EXERCISE TASK
Copy out all lines of the records in which the word "asset" appears.
[Begin RECORD EXTRACTS]
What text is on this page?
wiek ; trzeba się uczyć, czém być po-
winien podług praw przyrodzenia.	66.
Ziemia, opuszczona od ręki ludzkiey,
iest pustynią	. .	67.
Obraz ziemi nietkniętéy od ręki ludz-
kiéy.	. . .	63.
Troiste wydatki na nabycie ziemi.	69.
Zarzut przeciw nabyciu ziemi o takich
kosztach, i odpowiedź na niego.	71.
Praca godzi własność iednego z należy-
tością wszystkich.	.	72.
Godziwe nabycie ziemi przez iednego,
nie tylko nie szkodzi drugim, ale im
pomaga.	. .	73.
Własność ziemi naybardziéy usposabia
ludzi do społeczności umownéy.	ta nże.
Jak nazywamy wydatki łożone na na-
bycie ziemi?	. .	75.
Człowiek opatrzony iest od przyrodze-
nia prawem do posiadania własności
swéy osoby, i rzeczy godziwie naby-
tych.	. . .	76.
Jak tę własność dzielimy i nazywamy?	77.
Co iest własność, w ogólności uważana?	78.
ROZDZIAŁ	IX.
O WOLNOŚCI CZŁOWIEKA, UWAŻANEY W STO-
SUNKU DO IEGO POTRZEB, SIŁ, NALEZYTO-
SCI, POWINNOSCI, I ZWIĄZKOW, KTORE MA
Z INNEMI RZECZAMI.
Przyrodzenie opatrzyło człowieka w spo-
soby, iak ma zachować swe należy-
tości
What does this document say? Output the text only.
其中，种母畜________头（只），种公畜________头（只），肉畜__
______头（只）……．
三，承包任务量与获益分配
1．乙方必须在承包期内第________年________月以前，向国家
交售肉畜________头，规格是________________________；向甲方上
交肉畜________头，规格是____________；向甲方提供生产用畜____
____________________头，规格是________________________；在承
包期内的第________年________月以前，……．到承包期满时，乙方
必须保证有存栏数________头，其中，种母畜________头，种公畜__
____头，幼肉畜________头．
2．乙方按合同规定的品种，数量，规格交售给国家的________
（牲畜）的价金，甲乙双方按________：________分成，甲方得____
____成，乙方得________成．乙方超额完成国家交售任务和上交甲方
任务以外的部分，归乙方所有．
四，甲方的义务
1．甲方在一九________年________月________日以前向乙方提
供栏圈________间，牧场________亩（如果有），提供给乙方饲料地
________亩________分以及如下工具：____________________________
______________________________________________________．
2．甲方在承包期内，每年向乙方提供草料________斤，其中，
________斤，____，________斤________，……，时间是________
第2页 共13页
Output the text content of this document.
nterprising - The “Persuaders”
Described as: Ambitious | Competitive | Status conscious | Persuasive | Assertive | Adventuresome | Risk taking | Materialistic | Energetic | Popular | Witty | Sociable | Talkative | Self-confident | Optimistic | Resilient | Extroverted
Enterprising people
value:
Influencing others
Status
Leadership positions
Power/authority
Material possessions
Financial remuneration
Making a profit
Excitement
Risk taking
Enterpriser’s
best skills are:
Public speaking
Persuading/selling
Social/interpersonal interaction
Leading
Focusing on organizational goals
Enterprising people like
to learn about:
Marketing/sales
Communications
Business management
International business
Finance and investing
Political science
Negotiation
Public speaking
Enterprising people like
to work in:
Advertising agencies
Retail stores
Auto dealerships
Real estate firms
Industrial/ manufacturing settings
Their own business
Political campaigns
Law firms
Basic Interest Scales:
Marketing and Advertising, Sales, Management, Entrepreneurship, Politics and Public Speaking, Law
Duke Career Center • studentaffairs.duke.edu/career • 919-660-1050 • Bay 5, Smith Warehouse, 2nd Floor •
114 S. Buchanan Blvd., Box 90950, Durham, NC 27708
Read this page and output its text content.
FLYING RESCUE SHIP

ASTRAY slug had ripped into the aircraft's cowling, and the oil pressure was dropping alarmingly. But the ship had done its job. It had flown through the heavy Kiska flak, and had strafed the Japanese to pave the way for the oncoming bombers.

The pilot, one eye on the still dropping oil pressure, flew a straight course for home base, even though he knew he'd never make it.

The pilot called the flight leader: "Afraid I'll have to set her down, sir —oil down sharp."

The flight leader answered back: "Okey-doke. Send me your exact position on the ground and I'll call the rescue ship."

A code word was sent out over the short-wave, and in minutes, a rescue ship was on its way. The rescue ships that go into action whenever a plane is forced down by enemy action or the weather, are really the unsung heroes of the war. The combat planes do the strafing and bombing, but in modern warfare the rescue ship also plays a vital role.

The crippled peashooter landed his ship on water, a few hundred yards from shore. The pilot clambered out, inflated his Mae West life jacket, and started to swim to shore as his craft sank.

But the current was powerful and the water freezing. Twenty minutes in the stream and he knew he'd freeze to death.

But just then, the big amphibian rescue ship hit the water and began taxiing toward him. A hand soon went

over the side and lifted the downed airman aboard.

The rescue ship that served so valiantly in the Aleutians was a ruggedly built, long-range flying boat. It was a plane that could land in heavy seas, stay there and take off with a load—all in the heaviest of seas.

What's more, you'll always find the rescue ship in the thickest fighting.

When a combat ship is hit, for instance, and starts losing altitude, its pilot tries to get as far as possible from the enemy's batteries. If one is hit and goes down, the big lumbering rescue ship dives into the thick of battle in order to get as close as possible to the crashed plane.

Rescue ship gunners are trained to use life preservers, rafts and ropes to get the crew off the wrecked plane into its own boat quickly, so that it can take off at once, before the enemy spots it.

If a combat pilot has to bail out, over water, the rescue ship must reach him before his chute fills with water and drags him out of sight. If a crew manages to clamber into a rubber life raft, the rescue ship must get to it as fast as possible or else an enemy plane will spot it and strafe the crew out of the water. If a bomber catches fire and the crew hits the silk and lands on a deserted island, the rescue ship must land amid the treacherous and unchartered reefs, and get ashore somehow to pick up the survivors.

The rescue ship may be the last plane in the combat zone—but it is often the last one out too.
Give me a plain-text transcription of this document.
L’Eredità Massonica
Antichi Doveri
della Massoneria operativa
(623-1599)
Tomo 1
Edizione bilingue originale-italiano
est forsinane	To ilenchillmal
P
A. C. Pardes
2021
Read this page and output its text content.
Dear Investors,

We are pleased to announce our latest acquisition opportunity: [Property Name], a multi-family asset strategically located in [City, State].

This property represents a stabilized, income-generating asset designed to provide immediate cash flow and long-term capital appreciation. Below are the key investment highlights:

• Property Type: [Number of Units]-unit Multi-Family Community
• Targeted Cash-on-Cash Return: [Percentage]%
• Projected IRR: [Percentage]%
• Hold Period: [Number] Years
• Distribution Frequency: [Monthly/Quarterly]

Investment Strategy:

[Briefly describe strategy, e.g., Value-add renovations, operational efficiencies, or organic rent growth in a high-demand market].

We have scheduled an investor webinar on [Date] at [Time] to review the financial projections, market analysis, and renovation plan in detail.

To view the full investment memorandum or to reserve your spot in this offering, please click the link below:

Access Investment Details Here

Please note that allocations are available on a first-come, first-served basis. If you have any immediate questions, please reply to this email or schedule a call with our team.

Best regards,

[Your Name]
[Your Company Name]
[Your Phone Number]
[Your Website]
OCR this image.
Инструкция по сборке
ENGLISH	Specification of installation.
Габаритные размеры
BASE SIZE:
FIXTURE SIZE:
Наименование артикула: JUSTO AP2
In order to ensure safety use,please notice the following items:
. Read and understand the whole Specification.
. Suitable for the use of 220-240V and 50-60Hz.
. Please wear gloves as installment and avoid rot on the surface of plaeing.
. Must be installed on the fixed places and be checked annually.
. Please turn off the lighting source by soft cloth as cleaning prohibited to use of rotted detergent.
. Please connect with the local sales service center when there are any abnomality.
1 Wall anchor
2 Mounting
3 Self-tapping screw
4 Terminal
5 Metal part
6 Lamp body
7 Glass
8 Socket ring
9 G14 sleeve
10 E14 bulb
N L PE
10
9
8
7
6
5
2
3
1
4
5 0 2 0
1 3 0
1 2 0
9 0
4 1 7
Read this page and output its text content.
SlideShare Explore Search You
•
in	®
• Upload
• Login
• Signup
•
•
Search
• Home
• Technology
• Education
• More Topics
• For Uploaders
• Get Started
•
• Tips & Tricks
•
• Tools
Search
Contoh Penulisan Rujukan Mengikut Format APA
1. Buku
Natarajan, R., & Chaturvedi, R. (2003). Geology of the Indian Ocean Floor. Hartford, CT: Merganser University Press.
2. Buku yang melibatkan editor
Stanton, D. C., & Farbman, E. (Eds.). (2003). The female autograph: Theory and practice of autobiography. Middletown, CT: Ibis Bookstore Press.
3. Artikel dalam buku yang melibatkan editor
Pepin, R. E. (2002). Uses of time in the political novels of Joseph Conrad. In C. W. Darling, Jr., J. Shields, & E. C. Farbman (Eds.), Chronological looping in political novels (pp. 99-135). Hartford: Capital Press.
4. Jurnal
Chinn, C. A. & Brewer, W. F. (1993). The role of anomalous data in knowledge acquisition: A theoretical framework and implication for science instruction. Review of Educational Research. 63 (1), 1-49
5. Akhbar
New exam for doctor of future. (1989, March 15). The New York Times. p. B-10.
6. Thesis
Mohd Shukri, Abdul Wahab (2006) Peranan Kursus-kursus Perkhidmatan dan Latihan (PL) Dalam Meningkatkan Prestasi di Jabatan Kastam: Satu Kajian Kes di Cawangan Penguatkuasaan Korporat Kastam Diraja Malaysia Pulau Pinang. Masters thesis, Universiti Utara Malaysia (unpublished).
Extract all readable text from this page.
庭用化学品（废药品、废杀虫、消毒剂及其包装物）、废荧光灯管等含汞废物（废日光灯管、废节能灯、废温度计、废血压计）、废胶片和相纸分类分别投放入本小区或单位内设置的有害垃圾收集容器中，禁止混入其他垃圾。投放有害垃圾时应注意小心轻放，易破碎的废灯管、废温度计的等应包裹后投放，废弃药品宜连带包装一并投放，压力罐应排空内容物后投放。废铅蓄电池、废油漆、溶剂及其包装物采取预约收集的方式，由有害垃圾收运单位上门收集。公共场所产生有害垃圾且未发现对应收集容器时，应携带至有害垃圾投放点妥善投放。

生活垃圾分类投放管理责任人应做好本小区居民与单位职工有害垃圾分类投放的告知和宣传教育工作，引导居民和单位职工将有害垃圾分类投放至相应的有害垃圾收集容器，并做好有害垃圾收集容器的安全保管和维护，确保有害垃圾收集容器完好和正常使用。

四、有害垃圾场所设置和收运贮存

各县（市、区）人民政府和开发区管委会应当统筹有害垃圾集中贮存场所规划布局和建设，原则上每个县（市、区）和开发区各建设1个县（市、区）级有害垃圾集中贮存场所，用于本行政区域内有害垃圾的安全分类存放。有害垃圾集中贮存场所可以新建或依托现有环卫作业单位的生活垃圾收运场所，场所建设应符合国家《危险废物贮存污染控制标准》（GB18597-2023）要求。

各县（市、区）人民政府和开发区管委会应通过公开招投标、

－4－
[End RECORD EXTRACTS]
EXPECTED ANSWER
We are pleased to announce our latest acquisition opportunity: [Property Name], a multi-family asset strategically located in [City, State].
This property represents a stabilized, income-generating asset designed to provide immediate cash flow and long-term capital appreciation. Below are the key investment highlights:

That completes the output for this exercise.